▼

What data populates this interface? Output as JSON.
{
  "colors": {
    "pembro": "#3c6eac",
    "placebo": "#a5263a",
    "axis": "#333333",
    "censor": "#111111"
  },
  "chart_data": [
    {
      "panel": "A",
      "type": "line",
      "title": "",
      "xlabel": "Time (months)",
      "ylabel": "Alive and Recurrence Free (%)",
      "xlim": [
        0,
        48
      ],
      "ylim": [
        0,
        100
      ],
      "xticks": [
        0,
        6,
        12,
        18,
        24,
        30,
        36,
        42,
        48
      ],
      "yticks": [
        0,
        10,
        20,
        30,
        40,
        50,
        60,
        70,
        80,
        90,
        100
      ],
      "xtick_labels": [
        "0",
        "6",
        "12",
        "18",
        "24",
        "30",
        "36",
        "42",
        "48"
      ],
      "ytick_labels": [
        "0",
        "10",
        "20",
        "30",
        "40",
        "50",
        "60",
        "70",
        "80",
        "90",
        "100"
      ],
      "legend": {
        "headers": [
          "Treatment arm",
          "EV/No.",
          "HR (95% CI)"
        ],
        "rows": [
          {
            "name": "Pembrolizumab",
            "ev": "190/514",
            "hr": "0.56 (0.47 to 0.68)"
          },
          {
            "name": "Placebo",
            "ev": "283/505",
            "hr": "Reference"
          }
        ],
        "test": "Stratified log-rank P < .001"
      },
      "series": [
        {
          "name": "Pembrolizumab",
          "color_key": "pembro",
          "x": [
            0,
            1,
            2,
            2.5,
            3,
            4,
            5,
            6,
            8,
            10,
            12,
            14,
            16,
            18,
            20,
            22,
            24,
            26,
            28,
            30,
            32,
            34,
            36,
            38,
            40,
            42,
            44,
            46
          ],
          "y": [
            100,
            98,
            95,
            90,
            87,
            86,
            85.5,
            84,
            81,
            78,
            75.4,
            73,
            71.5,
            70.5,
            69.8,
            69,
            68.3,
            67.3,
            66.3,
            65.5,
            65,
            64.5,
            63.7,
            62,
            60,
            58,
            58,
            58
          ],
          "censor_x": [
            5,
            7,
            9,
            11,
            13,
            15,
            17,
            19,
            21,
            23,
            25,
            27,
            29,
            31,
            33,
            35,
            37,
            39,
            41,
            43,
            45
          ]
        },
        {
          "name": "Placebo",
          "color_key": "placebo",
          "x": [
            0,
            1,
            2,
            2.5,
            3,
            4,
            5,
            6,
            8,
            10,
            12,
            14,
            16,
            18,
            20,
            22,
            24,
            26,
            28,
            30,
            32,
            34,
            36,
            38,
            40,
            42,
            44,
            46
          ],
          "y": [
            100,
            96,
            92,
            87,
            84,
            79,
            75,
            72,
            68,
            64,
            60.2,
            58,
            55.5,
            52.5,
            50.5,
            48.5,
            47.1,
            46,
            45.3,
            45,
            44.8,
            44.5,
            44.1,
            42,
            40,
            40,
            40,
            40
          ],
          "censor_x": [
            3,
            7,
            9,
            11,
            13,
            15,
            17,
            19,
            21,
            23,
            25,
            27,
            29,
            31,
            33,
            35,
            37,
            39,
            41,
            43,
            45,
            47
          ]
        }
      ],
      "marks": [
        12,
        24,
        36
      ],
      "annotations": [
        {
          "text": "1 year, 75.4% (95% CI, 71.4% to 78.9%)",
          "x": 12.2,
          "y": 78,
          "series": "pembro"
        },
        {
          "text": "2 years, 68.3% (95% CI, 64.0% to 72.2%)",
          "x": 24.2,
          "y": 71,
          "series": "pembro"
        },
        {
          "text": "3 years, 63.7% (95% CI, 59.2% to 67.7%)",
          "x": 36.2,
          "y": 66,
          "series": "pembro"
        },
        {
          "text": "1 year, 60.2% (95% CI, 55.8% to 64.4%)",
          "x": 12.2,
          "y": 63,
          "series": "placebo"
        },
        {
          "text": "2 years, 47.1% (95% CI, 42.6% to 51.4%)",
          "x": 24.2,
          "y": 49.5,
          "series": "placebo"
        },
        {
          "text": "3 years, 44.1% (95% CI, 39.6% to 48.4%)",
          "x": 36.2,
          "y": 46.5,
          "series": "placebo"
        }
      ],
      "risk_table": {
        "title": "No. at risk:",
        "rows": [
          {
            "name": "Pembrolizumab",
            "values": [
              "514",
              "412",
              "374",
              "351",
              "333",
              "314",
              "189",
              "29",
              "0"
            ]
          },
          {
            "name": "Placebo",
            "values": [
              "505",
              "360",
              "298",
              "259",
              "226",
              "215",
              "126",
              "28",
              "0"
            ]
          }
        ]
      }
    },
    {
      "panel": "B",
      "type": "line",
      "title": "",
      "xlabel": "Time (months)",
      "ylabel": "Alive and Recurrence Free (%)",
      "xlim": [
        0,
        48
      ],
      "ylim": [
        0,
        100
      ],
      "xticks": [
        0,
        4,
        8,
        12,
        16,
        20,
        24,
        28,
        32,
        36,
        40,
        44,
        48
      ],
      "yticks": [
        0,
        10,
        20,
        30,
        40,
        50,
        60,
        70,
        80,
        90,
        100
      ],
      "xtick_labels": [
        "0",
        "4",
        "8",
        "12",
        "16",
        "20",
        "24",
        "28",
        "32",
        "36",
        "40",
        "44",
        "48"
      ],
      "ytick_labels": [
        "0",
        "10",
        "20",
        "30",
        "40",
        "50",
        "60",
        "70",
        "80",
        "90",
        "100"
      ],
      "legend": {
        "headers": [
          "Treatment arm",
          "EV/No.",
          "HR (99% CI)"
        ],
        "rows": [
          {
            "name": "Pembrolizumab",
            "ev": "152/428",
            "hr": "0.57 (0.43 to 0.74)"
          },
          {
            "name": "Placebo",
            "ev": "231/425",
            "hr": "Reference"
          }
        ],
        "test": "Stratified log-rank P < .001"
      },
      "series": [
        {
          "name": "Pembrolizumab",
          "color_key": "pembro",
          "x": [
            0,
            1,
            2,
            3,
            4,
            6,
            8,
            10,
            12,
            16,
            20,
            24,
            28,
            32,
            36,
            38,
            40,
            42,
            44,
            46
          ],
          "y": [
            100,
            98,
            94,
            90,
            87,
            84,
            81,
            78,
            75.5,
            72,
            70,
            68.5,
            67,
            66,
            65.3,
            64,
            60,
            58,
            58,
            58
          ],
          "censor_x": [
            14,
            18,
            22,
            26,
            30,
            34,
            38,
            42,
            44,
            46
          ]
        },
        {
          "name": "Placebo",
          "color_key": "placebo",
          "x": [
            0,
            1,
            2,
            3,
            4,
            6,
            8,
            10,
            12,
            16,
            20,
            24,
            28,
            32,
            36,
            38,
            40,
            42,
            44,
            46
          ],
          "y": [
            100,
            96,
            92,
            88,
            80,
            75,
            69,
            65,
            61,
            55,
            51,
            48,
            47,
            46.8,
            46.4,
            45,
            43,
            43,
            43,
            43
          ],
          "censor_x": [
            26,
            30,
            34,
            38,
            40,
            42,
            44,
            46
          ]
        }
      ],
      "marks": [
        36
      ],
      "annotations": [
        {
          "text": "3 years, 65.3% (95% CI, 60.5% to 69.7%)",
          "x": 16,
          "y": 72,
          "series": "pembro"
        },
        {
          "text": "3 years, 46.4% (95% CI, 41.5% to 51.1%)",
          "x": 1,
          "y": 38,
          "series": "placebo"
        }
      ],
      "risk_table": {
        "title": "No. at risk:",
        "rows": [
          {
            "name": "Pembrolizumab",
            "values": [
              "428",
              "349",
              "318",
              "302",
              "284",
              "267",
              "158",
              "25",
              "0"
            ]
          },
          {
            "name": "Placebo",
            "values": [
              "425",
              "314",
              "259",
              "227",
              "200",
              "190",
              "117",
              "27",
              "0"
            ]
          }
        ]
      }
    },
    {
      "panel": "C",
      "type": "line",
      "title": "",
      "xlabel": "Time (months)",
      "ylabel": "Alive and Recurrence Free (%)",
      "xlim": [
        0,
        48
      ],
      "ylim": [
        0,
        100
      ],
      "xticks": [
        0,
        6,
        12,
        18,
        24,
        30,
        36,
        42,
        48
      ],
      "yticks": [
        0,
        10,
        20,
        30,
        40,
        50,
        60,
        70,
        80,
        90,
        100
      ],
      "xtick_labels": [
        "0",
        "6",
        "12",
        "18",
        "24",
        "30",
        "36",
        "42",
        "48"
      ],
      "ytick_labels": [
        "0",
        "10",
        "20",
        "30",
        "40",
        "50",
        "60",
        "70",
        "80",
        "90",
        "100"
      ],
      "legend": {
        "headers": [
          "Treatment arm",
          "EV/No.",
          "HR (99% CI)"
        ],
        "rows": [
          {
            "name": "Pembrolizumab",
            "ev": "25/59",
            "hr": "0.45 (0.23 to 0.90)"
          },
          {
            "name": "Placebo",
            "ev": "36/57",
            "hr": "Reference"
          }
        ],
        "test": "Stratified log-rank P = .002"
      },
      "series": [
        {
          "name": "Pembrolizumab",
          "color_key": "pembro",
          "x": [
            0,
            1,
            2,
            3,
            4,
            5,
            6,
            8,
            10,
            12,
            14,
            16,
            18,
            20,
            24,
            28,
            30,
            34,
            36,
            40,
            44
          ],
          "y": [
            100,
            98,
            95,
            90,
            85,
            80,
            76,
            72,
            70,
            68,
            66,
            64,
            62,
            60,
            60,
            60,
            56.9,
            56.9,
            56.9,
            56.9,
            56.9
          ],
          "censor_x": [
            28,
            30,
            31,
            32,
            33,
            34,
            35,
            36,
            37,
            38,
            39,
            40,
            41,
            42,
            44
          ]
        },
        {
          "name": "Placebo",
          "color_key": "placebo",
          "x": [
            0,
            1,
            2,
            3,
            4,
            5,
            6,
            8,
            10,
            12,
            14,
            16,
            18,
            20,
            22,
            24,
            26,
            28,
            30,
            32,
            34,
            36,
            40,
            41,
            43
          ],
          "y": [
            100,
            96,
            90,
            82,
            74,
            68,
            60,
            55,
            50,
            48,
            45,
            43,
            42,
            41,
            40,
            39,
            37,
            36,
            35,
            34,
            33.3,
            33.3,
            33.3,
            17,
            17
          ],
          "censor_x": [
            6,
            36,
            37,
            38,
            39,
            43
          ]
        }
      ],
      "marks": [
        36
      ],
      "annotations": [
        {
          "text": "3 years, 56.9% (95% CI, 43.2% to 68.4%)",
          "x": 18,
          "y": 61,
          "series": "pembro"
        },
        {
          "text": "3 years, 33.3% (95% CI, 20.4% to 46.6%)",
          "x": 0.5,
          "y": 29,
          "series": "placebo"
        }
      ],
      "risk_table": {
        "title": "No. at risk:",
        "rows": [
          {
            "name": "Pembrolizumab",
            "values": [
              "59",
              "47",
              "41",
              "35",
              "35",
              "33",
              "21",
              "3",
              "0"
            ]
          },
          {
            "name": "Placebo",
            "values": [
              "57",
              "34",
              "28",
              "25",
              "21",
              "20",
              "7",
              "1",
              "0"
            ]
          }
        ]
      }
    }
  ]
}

▲

### Your goal
Pull out the lines above in which the word "years" appears.

### The completed task
          "text": "2 years, 68.3% (95% CI, 64.0% to 72.2%)",
          "text": "3 years, 63.7% (95% CI, 59.2% to 67.7%)",
          "text": "2 years, 47.1% (95% CI, 42.6% to 51.4%)",
          "text": "3 years, 44.1% (95% CI, 39.6% to 48.4%)",
          "text": "3 years, 65.3% (95% CI, 60.5% to 69.7%)",
          "text": "3 years, 46.4% (95% CI, 41.5% to 51.1%)",
          "text": "3 years, 56.9% (95% CI, 43.2% to 68.4%)",
          "text": "3 years, 33.3% (95% CI, 20.4% to 46.6%)",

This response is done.